(Dataset rows about figures)
********************

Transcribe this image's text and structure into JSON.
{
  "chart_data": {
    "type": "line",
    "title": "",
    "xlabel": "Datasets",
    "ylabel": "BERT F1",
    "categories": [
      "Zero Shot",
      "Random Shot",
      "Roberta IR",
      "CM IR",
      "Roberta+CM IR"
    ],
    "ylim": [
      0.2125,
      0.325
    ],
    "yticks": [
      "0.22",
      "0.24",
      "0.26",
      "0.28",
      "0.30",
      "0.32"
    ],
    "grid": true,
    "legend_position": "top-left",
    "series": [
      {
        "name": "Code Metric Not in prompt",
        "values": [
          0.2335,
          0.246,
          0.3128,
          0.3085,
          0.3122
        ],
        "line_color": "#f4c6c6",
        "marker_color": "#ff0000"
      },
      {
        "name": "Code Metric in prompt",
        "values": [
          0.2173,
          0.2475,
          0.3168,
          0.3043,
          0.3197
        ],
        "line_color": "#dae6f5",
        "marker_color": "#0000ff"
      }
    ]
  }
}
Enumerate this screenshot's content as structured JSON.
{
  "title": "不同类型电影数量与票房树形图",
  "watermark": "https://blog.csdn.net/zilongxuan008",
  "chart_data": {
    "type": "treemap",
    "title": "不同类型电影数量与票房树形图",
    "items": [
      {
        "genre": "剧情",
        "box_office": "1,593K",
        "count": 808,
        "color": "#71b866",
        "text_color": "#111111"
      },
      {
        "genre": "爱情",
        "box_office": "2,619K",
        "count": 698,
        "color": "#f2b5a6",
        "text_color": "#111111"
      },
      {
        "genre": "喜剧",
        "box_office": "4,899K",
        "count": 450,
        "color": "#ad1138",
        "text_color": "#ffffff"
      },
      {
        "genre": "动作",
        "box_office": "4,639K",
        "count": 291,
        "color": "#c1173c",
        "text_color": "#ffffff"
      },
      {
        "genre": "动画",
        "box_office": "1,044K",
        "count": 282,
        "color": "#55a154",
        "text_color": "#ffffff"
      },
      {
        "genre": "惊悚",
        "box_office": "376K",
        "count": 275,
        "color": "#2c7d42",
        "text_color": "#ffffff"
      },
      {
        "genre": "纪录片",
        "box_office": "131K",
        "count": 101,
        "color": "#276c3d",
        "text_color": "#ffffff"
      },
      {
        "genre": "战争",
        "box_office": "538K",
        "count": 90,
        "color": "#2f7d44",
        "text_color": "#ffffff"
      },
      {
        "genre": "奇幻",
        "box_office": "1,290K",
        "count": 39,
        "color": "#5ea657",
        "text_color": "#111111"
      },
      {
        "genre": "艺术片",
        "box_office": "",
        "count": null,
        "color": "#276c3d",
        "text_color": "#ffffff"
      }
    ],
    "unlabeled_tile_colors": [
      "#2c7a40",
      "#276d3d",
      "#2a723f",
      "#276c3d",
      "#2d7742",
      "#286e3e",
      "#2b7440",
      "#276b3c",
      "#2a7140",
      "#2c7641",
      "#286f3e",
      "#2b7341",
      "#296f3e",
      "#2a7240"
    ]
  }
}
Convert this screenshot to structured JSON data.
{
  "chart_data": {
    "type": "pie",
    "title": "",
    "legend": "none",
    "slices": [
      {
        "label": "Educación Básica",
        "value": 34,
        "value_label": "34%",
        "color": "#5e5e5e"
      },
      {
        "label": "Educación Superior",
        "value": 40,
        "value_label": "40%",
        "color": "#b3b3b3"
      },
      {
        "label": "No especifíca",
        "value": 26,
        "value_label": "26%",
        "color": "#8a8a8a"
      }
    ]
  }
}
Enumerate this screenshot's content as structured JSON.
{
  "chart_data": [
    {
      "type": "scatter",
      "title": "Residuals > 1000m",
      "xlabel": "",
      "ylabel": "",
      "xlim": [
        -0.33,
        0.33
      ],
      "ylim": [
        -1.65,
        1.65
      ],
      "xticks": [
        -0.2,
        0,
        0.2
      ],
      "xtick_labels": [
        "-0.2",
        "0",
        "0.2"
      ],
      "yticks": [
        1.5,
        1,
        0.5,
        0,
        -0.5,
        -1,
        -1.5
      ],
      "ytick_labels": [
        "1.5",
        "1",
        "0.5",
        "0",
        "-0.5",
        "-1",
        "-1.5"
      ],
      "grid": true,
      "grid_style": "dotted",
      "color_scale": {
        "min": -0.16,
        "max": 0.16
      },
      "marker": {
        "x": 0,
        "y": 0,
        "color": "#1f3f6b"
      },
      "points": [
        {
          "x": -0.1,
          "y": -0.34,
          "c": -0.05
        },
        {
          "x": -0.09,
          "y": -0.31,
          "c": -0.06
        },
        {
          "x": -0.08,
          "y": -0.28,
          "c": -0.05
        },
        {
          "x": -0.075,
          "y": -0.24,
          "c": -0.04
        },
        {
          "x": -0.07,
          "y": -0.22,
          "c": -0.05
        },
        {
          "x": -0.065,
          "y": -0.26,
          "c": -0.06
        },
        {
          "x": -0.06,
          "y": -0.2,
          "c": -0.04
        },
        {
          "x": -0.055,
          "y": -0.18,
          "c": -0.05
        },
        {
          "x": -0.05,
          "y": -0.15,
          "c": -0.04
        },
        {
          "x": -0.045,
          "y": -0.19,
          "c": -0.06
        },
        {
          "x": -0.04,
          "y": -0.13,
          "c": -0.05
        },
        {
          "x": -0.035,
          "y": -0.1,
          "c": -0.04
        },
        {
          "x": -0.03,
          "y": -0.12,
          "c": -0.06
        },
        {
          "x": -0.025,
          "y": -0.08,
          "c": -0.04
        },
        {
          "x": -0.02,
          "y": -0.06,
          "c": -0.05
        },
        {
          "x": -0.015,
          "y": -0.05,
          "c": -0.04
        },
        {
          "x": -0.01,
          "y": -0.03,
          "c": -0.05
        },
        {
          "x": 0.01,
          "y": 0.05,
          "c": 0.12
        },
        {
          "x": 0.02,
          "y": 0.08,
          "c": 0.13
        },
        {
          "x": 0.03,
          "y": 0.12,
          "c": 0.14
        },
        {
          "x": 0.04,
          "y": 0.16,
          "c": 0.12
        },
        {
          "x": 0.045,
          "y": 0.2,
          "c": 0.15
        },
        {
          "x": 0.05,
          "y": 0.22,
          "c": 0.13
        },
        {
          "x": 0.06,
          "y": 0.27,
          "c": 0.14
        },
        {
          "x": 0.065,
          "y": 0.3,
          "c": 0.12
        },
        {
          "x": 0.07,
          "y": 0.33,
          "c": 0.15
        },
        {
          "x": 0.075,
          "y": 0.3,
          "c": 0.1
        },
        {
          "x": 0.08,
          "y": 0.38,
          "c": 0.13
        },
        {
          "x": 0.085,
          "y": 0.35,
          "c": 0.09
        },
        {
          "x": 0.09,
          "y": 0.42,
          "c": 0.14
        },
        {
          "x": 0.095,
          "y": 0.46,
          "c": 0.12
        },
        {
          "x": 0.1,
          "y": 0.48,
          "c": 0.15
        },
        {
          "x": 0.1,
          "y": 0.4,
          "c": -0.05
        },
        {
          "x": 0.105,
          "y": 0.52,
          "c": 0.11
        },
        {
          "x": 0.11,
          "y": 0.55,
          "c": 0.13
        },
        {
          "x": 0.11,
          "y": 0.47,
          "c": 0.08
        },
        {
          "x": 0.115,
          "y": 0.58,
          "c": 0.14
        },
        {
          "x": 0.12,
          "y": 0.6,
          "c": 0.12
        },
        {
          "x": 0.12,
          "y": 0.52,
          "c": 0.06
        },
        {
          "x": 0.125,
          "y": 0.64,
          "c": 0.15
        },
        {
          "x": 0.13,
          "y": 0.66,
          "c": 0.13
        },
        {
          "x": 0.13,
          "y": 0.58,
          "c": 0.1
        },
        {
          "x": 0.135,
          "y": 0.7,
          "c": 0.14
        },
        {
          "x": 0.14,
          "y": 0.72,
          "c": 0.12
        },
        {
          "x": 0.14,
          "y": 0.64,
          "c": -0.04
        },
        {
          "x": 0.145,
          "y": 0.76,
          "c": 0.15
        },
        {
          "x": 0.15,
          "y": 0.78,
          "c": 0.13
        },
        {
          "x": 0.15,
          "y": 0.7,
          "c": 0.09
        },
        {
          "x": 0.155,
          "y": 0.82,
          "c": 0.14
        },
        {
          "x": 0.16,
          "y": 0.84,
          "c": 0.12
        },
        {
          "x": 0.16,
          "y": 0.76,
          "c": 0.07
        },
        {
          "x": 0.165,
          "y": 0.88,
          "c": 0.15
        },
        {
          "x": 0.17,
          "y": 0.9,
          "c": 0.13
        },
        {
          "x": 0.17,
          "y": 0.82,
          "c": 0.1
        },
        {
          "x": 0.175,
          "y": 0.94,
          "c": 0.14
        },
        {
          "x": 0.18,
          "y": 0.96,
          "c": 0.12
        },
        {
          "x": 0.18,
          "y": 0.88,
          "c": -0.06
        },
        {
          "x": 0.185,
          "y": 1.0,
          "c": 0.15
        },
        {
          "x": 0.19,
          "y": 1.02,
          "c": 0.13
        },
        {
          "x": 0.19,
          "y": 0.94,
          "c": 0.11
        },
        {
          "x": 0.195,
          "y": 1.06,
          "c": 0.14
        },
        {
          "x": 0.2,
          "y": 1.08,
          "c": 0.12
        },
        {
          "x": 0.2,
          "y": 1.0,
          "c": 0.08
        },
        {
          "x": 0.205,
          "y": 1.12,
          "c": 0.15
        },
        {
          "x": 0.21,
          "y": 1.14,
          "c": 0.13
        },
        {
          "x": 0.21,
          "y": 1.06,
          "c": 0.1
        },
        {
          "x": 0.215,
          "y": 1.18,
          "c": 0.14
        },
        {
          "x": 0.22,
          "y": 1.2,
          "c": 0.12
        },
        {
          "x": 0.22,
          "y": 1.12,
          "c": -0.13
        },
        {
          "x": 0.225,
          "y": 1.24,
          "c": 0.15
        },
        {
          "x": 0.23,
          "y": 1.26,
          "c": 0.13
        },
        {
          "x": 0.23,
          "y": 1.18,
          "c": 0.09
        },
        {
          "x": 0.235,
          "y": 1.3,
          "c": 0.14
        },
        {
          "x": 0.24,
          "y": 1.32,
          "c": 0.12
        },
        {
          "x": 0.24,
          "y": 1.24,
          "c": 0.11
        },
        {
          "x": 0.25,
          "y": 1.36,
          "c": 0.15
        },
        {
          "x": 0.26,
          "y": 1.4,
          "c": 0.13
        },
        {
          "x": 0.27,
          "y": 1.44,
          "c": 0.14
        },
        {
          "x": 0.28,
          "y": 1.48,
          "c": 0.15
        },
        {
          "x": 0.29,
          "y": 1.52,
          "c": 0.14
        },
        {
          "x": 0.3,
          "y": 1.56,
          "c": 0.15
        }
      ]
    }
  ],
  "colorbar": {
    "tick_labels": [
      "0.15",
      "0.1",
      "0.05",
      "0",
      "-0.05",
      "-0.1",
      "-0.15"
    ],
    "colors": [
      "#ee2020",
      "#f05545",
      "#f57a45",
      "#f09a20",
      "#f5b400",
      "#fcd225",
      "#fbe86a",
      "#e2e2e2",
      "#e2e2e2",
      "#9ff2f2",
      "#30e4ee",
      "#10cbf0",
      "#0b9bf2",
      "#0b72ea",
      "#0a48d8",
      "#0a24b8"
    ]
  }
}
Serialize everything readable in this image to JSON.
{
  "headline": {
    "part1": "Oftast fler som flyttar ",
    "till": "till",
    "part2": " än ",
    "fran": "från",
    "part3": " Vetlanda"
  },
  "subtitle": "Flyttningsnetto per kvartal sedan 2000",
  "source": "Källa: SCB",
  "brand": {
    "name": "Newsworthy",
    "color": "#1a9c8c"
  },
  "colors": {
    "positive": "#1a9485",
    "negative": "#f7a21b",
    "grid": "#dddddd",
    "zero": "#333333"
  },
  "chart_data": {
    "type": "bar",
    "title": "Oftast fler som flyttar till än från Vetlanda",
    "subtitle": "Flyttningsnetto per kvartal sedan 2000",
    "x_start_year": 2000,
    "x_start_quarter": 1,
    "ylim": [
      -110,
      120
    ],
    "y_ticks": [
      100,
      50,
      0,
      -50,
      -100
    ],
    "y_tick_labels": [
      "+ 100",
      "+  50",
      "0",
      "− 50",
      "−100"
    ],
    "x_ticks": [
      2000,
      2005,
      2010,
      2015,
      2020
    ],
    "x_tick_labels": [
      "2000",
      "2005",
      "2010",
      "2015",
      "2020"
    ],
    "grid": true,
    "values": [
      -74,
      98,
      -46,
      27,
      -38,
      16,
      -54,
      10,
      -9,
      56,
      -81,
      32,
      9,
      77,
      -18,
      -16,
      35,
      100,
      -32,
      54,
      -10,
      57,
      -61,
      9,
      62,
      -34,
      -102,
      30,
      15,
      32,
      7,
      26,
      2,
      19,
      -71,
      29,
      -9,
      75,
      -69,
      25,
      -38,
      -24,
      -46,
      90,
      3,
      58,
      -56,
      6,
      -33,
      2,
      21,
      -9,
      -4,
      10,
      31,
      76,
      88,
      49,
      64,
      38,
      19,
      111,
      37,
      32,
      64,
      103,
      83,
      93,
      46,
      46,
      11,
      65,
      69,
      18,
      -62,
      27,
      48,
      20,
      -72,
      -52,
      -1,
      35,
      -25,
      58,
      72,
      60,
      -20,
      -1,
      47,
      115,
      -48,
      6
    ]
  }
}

********************

Exercise aim: From the entries above, return each line with the word "JSON" in it.

Answer to this task:
Transcribe this image's text and structure into JSON.
Enumerate this screenshot's content as structured JSON.
Convert this screenshot to structured JSON data.
Enumerate this screenshot's content as structured JSON.
Serialize everything readable in this image to JSON.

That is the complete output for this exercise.